* Problem statement *
In the listing that follows, count each line where the word "principal" appears; write nothing but the count.

BEGIN Material to process

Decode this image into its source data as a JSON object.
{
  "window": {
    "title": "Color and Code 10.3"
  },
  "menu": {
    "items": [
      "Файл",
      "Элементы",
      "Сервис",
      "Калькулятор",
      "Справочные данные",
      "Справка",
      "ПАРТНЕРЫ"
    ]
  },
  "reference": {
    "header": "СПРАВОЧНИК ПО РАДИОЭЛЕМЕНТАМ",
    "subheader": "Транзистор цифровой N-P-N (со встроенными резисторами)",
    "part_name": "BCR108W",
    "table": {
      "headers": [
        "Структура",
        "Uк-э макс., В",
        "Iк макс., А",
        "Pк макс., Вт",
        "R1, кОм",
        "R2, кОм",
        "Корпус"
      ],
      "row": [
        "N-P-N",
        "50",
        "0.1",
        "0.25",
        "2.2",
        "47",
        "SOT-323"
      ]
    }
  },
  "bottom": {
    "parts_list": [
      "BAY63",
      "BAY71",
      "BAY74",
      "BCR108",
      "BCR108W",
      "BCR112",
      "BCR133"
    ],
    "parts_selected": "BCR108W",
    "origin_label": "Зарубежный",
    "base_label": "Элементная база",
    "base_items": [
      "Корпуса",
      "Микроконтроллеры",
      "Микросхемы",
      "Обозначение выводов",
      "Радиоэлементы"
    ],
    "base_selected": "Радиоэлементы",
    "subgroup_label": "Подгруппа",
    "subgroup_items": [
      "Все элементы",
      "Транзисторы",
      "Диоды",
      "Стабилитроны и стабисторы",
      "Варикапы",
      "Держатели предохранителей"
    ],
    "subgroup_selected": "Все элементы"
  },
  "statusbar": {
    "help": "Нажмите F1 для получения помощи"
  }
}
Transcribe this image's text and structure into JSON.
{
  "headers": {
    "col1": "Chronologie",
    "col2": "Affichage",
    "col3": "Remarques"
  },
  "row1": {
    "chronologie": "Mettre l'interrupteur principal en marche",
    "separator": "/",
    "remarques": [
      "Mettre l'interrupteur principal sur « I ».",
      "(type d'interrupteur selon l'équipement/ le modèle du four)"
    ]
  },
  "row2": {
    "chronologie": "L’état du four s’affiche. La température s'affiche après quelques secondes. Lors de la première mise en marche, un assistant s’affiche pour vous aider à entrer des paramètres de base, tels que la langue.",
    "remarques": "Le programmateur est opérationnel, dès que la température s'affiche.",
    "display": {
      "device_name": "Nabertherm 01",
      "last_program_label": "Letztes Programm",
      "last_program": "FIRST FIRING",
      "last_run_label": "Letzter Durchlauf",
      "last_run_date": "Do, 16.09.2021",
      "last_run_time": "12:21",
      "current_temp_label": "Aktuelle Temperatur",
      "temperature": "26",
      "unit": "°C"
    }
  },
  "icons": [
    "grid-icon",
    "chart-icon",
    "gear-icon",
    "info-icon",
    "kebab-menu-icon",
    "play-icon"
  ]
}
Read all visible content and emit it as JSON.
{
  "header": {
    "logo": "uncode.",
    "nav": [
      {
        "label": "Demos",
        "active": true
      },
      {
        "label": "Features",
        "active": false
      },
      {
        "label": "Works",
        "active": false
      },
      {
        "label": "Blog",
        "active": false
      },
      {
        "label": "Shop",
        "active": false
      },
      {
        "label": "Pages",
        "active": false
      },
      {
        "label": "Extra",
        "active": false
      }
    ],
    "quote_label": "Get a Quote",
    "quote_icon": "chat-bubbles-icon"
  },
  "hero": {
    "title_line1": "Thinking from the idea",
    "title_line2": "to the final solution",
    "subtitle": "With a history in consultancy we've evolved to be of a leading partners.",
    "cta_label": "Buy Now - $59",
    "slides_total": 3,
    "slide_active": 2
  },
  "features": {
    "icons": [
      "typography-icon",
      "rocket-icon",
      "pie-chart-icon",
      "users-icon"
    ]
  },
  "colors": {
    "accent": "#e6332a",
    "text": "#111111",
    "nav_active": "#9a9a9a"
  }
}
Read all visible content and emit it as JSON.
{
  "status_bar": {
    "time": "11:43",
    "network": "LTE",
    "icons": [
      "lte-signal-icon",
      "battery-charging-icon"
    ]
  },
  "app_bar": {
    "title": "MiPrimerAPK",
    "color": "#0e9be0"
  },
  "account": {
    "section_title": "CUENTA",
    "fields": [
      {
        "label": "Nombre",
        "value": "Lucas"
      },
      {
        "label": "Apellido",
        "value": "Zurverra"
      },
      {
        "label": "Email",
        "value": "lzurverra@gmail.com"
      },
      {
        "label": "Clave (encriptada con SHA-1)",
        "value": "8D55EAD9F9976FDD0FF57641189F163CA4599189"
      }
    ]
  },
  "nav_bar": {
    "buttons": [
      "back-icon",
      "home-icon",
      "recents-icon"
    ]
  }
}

END Material to process

* Output of the exercise *
2